* _Problem description_
Could you output each line of the data that follows exactly?

* _Listing_
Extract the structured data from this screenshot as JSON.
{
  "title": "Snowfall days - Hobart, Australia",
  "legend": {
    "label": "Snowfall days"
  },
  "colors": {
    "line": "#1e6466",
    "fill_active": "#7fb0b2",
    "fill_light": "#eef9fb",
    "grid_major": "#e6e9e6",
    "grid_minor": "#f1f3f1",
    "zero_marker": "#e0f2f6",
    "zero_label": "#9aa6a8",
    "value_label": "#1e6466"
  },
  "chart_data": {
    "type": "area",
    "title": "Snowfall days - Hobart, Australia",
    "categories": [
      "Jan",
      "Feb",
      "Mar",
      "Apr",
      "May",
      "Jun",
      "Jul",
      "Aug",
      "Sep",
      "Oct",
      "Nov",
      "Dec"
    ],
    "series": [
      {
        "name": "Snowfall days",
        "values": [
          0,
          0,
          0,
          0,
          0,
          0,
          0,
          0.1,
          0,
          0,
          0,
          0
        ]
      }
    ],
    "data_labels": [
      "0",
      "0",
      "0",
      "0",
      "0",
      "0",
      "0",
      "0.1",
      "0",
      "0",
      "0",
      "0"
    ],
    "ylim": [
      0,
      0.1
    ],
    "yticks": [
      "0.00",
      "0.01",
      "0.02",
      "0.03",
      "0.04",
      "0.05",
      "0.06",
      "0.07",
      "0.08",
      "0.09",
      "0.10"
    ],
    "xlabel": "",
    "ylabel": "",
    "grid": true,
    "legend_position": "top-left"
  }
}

* _Solution for this task_
Extract the structured data from this screenshot as JSON.
{
  "title": "Snowfall days - Hobart, Australia",
  "legend": {
    "label": "Snowfall days"
  },
  "colors": {
    "line": "#1e6466",
    "fill_active": "#7fb0b2",
    "fill_light": "#eef9fb",
    "grid_major": "#e6e9e6",
    "grid_minor": "#f1f3f1",
    "zero_marker": "#e0f2f6",
    "zero_label": "#9aa6a8",
    "value_label": "#1e6466"
  },
  "chart_data": {
    "type": "area",
    "title": "Snowfall days - Hobart, Australia",
    "categories": [
      "Jan",
      "Feb",
      "Mar",
      "Apr",
      "May",
      "Jun",
      "Jul",
      "Aug",
      "Sep",
      "Oct",
      "Nov",
      "Dec"
    ],
    "series": [
      {
        "name": "Snowfall days",
        "values": [
          0,
          0,
          0,
          0,
          0,
          0,
          0,
          0.1,
          0,
          0,
          0,
          0
        ]
      }
    ],
    "data_labels": [
      "0",
      "0",
      "0",
      "0",
      "0",
      "0",
      "0",
      "0.1",
      "0",
      "0",
      "0",
      "0"
    ],
    "ylim": [
      0,
      0.1
    ],
    "yticks": [
      "0.00",
      "0.01",
      "0.02",
      "0.03",
      "0.04",
      "0.05",
      "0.06",
      "0.07",
      "0.08",
      "0.09",
      "0.10"
    ],
    "xlabel": "",
    "ylabel": "",
    "grid": true,
    "legend_position": "top-left"
  }
}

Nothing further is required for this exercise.